Stated goal: Show every line in the entries below where the word "name" appears.

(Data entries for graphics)
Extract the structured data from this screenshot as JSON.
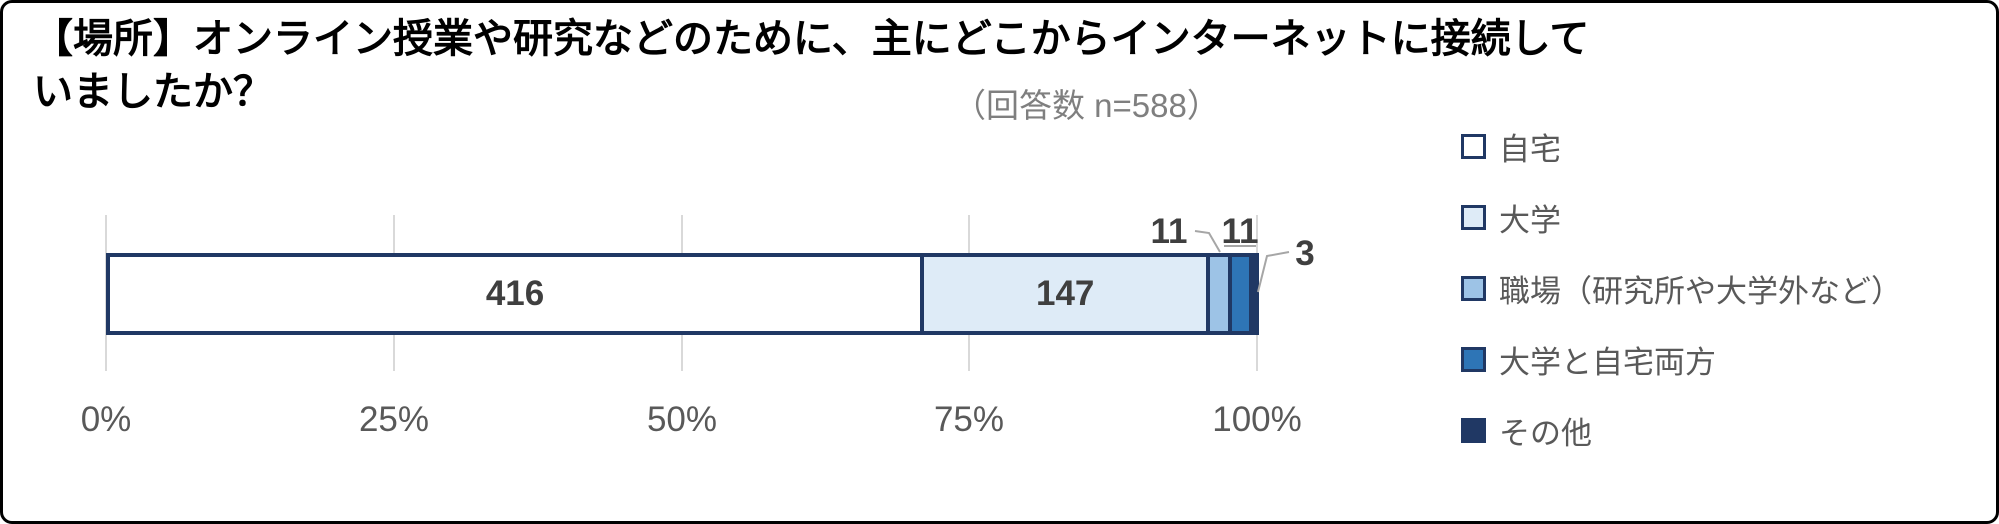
{
  "title": {
    "line1": "【場所】オンライン授業や研究などのために、主にどこからインターネットに接続して",
    "line2": "いましたか？",
    "full": "【場所】オンライン授業や研究などのために、主にどこからインターネットに接続していましたか？"
  },
  "subtitle": "（回答数 n=588）",
  "chart_data": {
    "type": "bar",
    "orientation": "horizontal",
    "stacked": true,
    "percent_stacked": true,
    "title": "【場所】オンライン授業や研究などのために、主にどこからインターネットに接続していましたか？",
    "subtitle": "（回答数 n=588）",
    "n_total": 588,
    "series": [
      {
        "name": "自宅",
        "value": 416,
        "percent": 70.7,
        "color": "#FFFFFF",
        "label_placement": "inside"
      },
      {
        "name": "大学",
        "value": 147,
        "percent": 25.0,
        "color": "#DEEBF7",
        "label_placement": "inside"
      },
      {
        "name": "職場（研究所や大学外など）",
        "value": 11,
        "percent": 1.9,
        "color": "#9DC3E6",
        "label_placement": "outside-above"
      },
      {
        "name": "大学と自宅両方",
        "value": 11,
        "percent": 1.9,
        "color": "#2E75B6",
        "label_placement": "outside-above"
      },
      {
        "name": "その他",
        "value": 3,
        "percent": 0.5,
        "color": "#203864",
        "label_placement": "outside-right"
      }
    ],
    "x_axis": {
      "tick_labels": [
        "0%",
        "25%",
        "50%",
        "75%",
        "100%"
      ],
      "range_pct": [
        0,
        100
      ],
      "gridlines": true
    },
    "legend_position": "right",
    "bar_border_color": "#203864",
    "gridline_color": "#D9D9D9",
    "axis_text_color": "#595959",
    "data_label_color": "#3F3F3F",
    "leader_line_color": "#A6A6A6"
  }
}
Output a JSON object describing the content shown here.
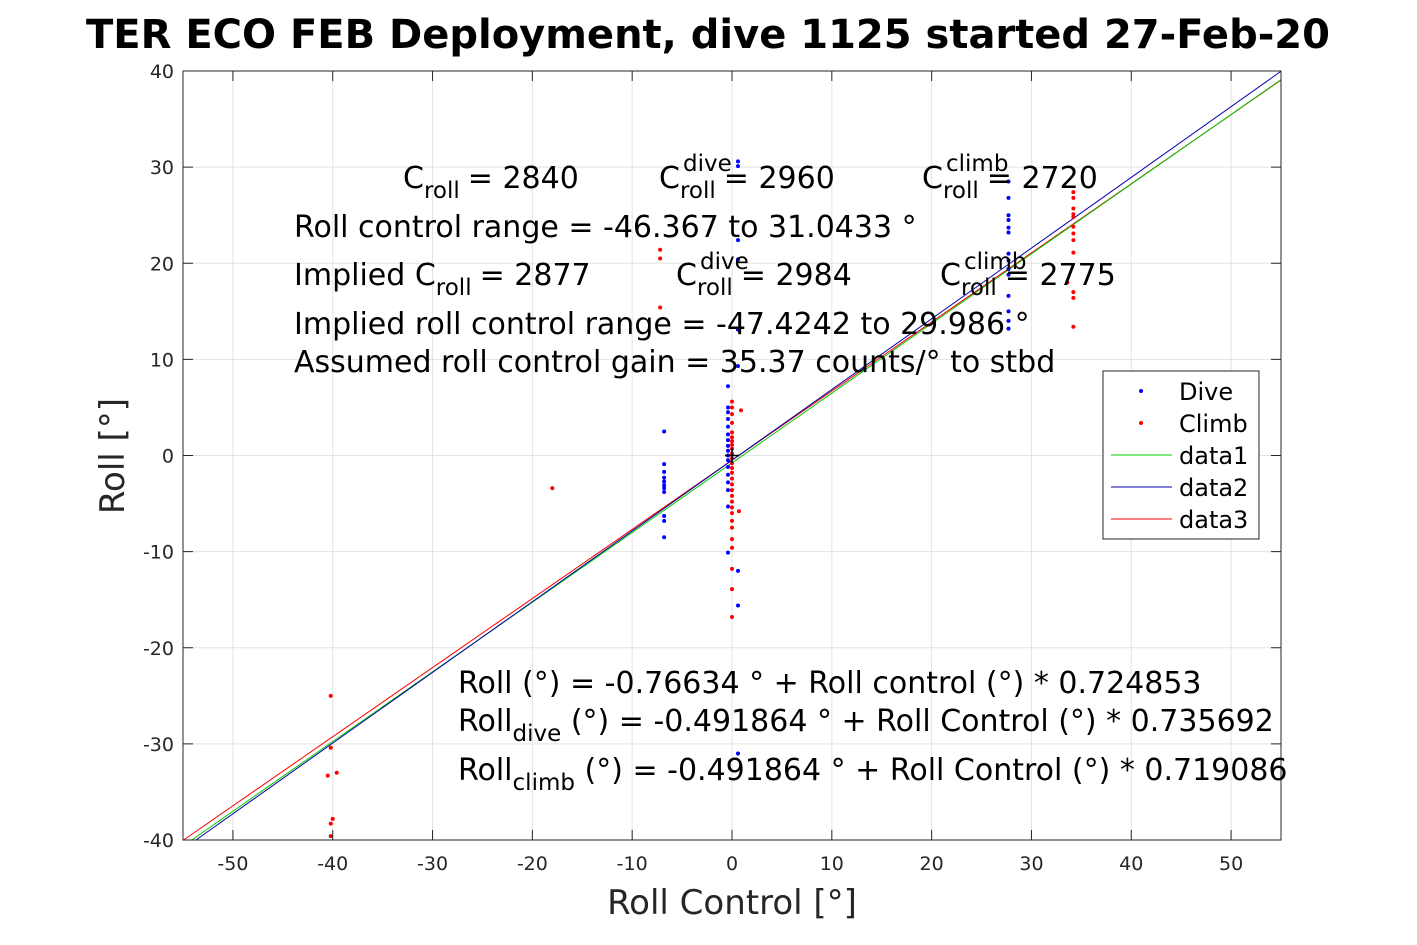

Correct output:
        "name": "自宅",
        "name": "大学",
        "name": "職場（研究所や大学外など）",
        "name": "大学と自宅両方",
        "name": "その他",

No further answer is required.